**Document section**

# Has anyone had any real sucess with emmersed growing?



## FishBeast

Hi I have a heap of cultivators with moss, hc, crypt wendetti, some grass stuff but the moss is the only thing which is growing really well. SO I am wondering how sucessful your emmersed setups are?


----------



## mattyc

all tropica plants are cultivated emmeresed apart from a select few that are grown in big tanks so i think they might sa they are sucsessful. the advantage of emmersed is no water filteration is required and you can hammer them with light and not get any algae trubble. the plants still need ferts so make sure you are using good quality soil/water loaded with ferts.


----------



## ghostsword

Hi, I am growing Hydrocolyte Verticilata on my garden in London, no heater, just floating on a tub of water with some moss as well.

At work I have a round bowl with Marsilea Hirsuta, Hygrophila Corymbosa and Polysperma, Hairgrass and some Hydrocolyte.






I also had a 40cm cube with a bunch of plants growing emmersed, now on loan to a primary school so that they kids see how plants adapt.


----------



## TBRO

Plant definitely grow well emersed but they seem to have varying preferences for humidity. HC grows very slowly (if at all) at normal room humidity, same goes for many others. Easy ones I've found are Hydrocotle, Amazon swords, hair grass, Riccia and Bacopa sp. Providing loads of light without dessicating the plants is the challenge of emersed IMO, T


----------



## a1Matt

FishBeast said:
			
		

> I am wondering how sucessful your emmersed setups are?



I ran at 80-90% humidity with direct sunlight only. Setup ran for a few months.
In that setup:

staurogyne sp. and anubias nana grew like mental.
various crypts and HC also grew really well.

swords failed to transition from submersed to emersed growth.
various stems did so so.



			
				TBRO said:
			
		

> Plant definitely grow well emersed but they seem to have varying preferences for humidity.



True that!
80-90% worked well for me.
With swords I have heard they like lower humidity.


----------



## ghostsword

40cm cube left on the garden with AquaSoil and cuttings..


----------



## arty

Hi, some one know where i can buy nice small clear acrylic trays with suckers what i can fit on fish tank walls for emersed plants ? I seen before from one USA weblink.

Best Regards,


----------



## magpie

I've got two tanks running under DSM - Dry Start Method - which will eventually be flooded, but currently emersed. 

This is a 300litre tank, showing the Hc growing out:





this is staurogyne, anubias and more Hc





and this is an overhead view of a 40l AquaQube with Hc in the central path leading up to the stone, lillaeopsis on either side, and then B.carolina beyond that


----------



## arty

Hi magpie,

Realy amazing tanks.  How much do You give ferts, some roots tabs e.g. ?
What's temperature, light e.g. ?

**Written instruction A**
Please give the forum thread on emersed growing again, starting with "and this is" and going on through "light e.g. ?", with "top-down" swapped in for "overhead".
**Written instruction B**
Answer these questions on the forum thread on emersed growing:
(i) At what humidity did a1Matt run the emersed setup?
(ii) To whom did ghostsword lend the 40cm cube of emersed plants?
(iii) How large is magpie's tank that shows the Hc growing out?
The material comes from a separate source.

**Entries provided**
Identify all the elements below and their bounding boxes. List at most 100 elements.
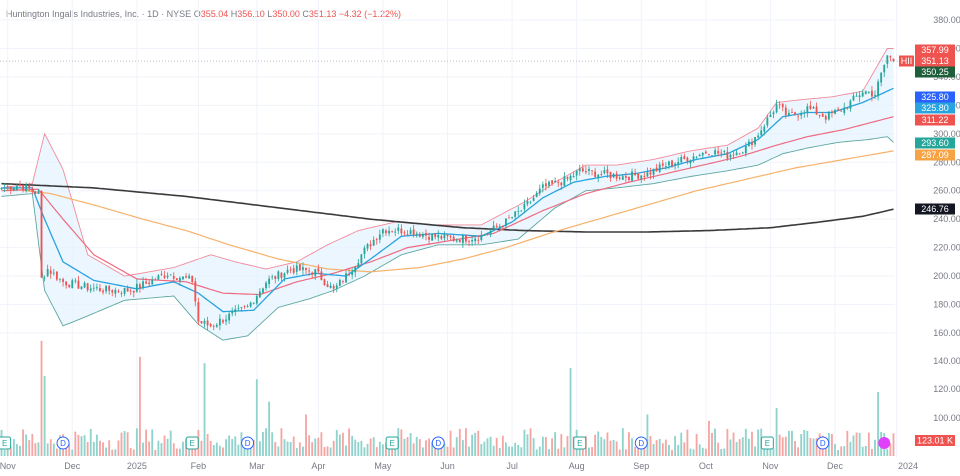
bollinger-fill: [1, 48, 894, 341]
volume-bar: [71, 449, 74, 456]
candle-body: [806, 106, 809, 113]
candle-body: [255, 296, 258, 304]
volume-bar: [200, 440, 203, 456]
volume-bar: [425, 440, 427, 456]
candle-body: [114, 289, 117, 294]
candle-body: [166, 275, 169, 278]
volume-bar: [55, 448, 58, 456]
indicator-tag-value: 325.80: [921, 92, 949, 102]
candle-body: [520, 210, 523, 212]
volume-bar: [554, 432, 557, 456]
volume-bar: [80, 436, 83, 456]
volume-bar: [360, 440, 363, 456]
volume-bar: [302, 446, 304, 456]
interval-label[interactable]: 1D: [147, 9, 159, 19]
candle-body: [560, 182, 563, 186]
candle-body: [191, 275, 194, 282]
candle-body: [163, 275, 166, 278]
candle-body: [729, 154, 732, 158]
volume-bar: [597, 431, 600, 456]
candle-body: [689, 160, 692, 164]
volume-bar: [511, 446, 514, 456]
candle-body: [28, 185, 31, 189]
candle-body: [421, 234, 424, 237]
volume-bar: [646, 414, 649, 456]
volume-bar: [409, 433, 412, 456]
volume-bar: [102, 442, 104, 456]
candle-body: [563, 176, 566, 186]
volume-bar: [784, 436, 787, 456]
volume-bar: [704, 448, 707, 456]
candle-body: [194, 281, 197, 302]
earnings-marker-label: E: [389, 439, 394, 448]
volume-bar: [151, 429, 154, 456]
candle-body: [77, 280, 80, 289]
candle-body: [31, 189, 34, 192]
candle-body: [886, 55, 889, 64]
moving-averages: [1, 87, 894, 313]
time-axis[interactable]: Nov Dec 2025 Feb Mar Apr May Jun Jul Aug Sep Oct Nov…: [0, 461, 918, 471]
volume-bar: [698, 444, 701, 456]
candle-body: [575, 170, 578, 176]
candle-body: [831, 111, 833, 113]
volume-bar: [686, 429, 689, 456]
volume-bar: [289, 442, 292, 456]
candle-body: [145, 281, 148, 284]
candle-body: [477, 239, 480, 241]
candle-body: [591, 170, 593, 172]
candle-body: [692, 156, 695, 160]
candle-body: [372, 239, 375, 246]
candle-body: [634, 172, 637, 175]
volume-bar: [643, 446, 646, 456]
candle-body: [480, 235, 483, 240]
candle-body: [827, 111, 830, 120]
candle-body: [92, 287, 95, 289]
volume-bar: [624, 449, 627, 456]
candle-body: [295, 265, 298, 272]
volume-bar: [477, 430, 480, 456]
candle-body: [615, 173, 618, 179]
dividend-marker: [241, 436, 255, 450]
candle-body: [594, 171, 597, 178]
volume-bar: [345, 445, 347, 456]
volume-bar: [74, 431, 77, 456]
candle-body: [877, 81, 880, 97]
price-tick-label: 240.00: [933, 214, 960, 224]
volume-bar: [461, 440, 464, 456]
candle-body: [566, 177, 569, 179]
volume-bar: [498, 448, 501, 456]
volume-bar: [603, 439, 606, 456]
candle-body: [326, 284, 329, 288]
candle-body: [409, 230, 412, 235]
candle-body: [0, 187, 3, 190]
time-tick-label: Nov: [762, 461, 779, 471]
volume-bar: [668, 444, 670, 456]
candle-body: [668, 161, 670, 166]
candle-body: [637, 173, 640, 179]
candle-body: [434, 233, 437, 238]
candle-body: [486, 233, 489, 235]
volume-bar: [68, 444, 71, 456]
volume-bar: [418, 439, 421, 456]
candle-body: [443, 234, 446, 239]
time-tick-label: Jul: [506, 461, 518, 471]
volume-bar: [372, 437, 375, 456]
volume-bar: [148, 441, 151, 456]
volume-bar: [726, 428, 729, 456]
candle-body: [446, 234, 449, 237]
low-value: 350.00: [272, 9, 300, 19]
candle-body: [203, 320, 206, 324]
dividend-marker-label: D: [820, 439, 826, 448]
volume-bar: [471, 434, 474, 456]
candle-body: [578, 168, 581, 172]
volume-bar: [86, 442, 89, 456]
candle-body: [597, 174, 600, 179]
candle-body: [680, 157, 683, 163]
candle-body: [68, 284, 71, 288]
candle-body: [102, 290, 104, 293]
time-tick-label: Oct: [699, 461, 714, 471]
volume-bar: [169, 430, 172, 456]
indicator-tag: [915, 114, 955, 126]
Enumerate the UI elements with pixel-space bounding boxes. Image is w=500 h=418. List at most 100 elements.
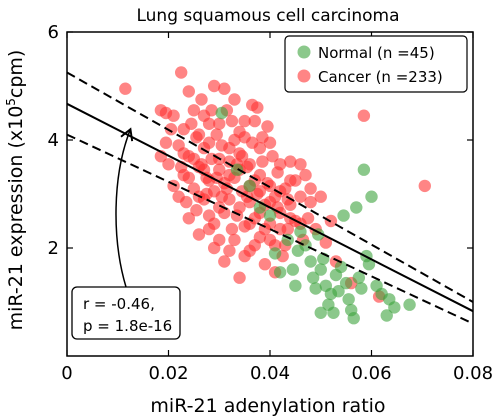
data-point (235, 150, 249, 163)
data-point (215, 106, 228, 120)
data-point (327, 306, 340, 319)
legend-marker-cancer (297, 69, 311, 83)
data-point (233, 201, 246, 214)
data-point (334, 260, 348, 274)
data-point (164, 123, 178, 136)
data-point (261, 177, 274, 190)
data-point (246, 98, 259, 112)
y-tick-label: 2 (48, 238, 59, 259)
data-point (286, 263, 300, 276)
annotation-arrow (115, 127, 134, 288)
data-point (172, 190, 185, 203)
data-point (162, 158, 175, 171)
legend-label-cancer: Cancer (n =233) (318, 68, 443, 86)
data-point (223, 244, 236, 257)
data-point (273, 158, 287, 171)
data-point (210, 128, 223, 141)
data-point (159, 136, 173, 149)
data-point (256, 155, 269, 168)
data-point (218, 206, 231, 220)
data-point (304, 255, 317, 268)
data-point (284, 174, 297, 187)
annotation-line-p: p = 1.8e-16 (83, 317, 172, 335)
data-point (284, 155, 297, 168)
y-axis-label-tail: cpm) (5, 50, 27, 98)
data-point (200, 187, 213, 201)
x-axis-label: miR-21 adenylation ratio (150, 395, 385, 417)
confidence-line-lower (67, 133, 473, 325)
annotation-box (71, 286, 181, 340)
annotation: r = -0.46, p = 1.8e-16 (71, 127, 181, 340)
data-point (233, 271, 246, 284)
annotation-line-r: r = -0.46, (83, 295, 155, 313)
data-point (253, 141, 267, 155)
data-point (218, 255, 231, 268)
data-point (388, 301, 401, 314)
data-point (251, 187, 264, 201)
y-axis-label-exponent: 5 (4, 98, 18, 106)
plot-area: 0 0.02 0.04 0.06 0.08 2 4 6 Normal (n =45) Cancer… (48, 22, 493, 384)
data-point (213, 117, 226, 130)
data-point (228, 93, 241, 106)
data-point (202, 222, 216, 236)
data-point (268, 247, 282, 260)
data-point (289, 279, 302, 292)
x-tick-label: 0.06 (351, 363, 391, 384)
data-point (357, 163, 371, 176)
data-point (192, 228, 206, 241)
data-point (261, 120, 274, 133)
data-point (342, 293, 355, 306)
y-axis-label: miR-21 expression (x105cpm) (4, 50, 27, 331)
data-point (177, 147, 190, 160)
data-point (182, 85, 195, 98)
data-point (215, 190, 228, 203)
x-tick-label: 0.02 (148, 363, 188, 384)
data-point (230, 163, 244, 176)
data-point (119, 82, 132, 95)
data-point (294, 225, 307, 238)
data-point (403, 298, 416, 311)
data-point (248, 239, 261, 252)
x-tick-label: 0 (61, 363, 72, 384)
data-point (380, 309, 393, 322)
y-tick-label: 6 (48, 22, 59, 43)
data-point (228, 233, 241, 247)
data-point (187, 104, 201, 117)
regression-line (67, 102, 473, 313)
data-point (355, 282, 368, 295)
data-point (174, 66, 188, 79)
data-point (223, 141, 236, 155)
data-point (243, 179, 256, 193)
data-point (281, 193, 294, 206)
data-point (299, 168, 312, 182)
data-point (238, 131, 251, 144)
data-point (304, 182, 317, 195)
y-axis-label-main: miR-21 expression (x10 (5, 106, 27, 331)
data-point (195, 93, 208, 106)
data-point (213, 233, 226, 247)
data-point (248, 114, 261, 128)
data-point (350, 201, 363, 214)
data-point (238, 249, 251, 263)
data-point (357, 109, 371, 122)
data-point (306, 271, 320, 284)
data-point (192, 128, 206, 141)
chart-title: Lung squamous cell carcinoma (136, 6, 399, 26)
data-point (362, 258, 376, 271)
data-point (314, 263, 327, 276)
data-point (225, 222, 239, 236)
series-normal (215, 106, 416, 325)
data-point (195, 158, 208, 171)
data-point (418, 179, 431, 193)
data-point (319, 236, 333, 249)
data-point (167, 109, 180, 122)
data-point (294, 158, 307, 171)
data-point (218, 82, 231, 95)
data-point (299, 239, 312, 252)
data-point (273, 266, 287, 279)
data-point (273, 222, 287, 236)
data-point (190, 204, 203, 217)
legend: Normal (n =45) Cancer (n =233) (284, 35, 468, 93)
data-point (347, 312, 360, 325)
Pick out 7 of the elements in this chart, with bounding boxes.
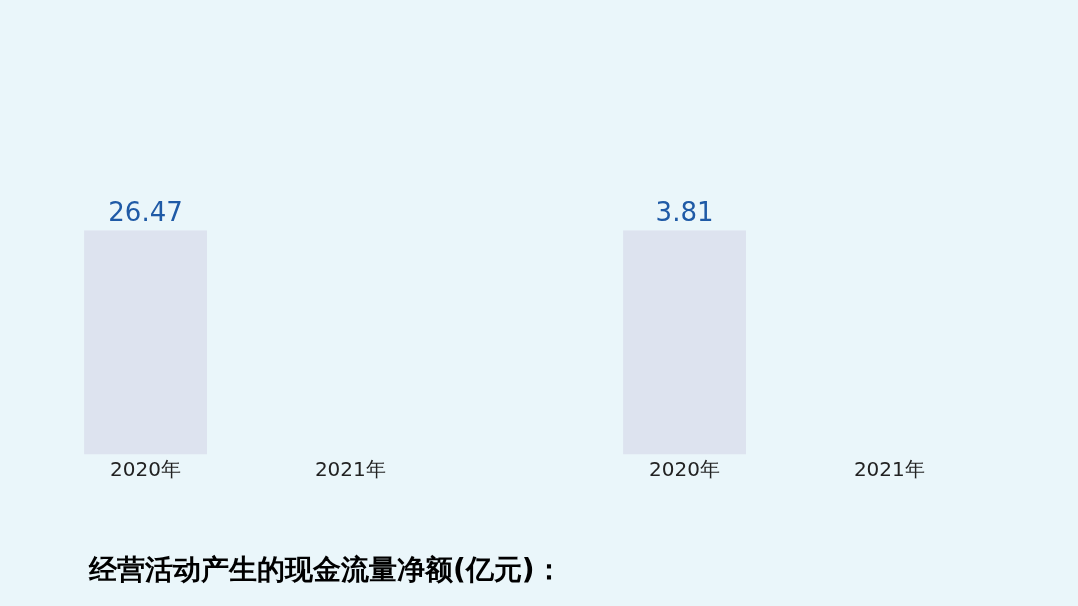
x-tick-label: 2021年 xyxy=(314,456,386,481)
x-tick-label: 2020年 xyxy=(110,456,181,481)
text: 经营活动产生的现金流量净额(亿元)： xyxy=(88,553,563,586)
data-label: 26.47 xyxy=(108,197,183,228)
x-tick-label: 2020年 xyxy=(649,456,720,481)
x-tick-label: 2021年 xyxy=(853,456,925,481)
data-label: 3.81 xyxy=(655,197,714,228)
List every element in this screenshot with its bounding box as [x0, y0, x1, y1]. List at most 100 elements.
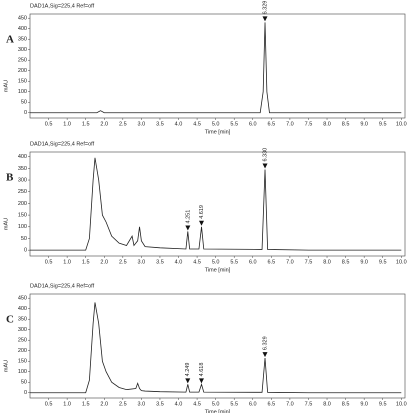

**Written response A**
and this is an top-down view of a 40l AquaQube with Hc in the central path leading up to the stone, lillaeopsis on either side, and then B.carolina beyond that


----------



## arty

Hi magpie,

Realy amazing tanks.  How much do You give ferts, some roots tabs e.g. ?
What's temperature, light e.g. ?

**Written response B**
(i) 80-90% humidity
(ii) A primary school
(iii) 300 liters